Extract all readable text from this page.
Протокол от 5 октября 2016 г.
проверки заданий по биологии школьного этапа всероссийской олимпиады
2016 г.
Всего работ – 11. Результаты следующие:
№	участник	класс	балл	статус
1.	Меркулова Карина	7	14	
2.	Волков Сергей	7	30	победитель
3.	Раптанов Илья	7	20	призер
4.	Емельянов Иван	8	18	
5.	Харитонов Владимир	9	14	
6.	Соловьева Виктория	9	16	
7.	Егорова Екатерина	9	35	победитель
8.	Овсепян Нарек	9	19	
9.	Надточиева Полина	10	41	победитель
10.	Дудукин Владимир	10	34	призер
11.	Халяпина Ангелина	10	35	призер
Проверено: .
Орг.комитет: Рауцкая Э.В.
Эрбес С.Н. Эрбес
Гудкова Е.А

::::

▶ [Directions for this task]: Only lines with the word "Владимир" are wanted, so copy each one from the records.

▶ [The answer]:
5.	Харитонов Владимир	9	14	
10.	Дудукин Владимир	10	34	призер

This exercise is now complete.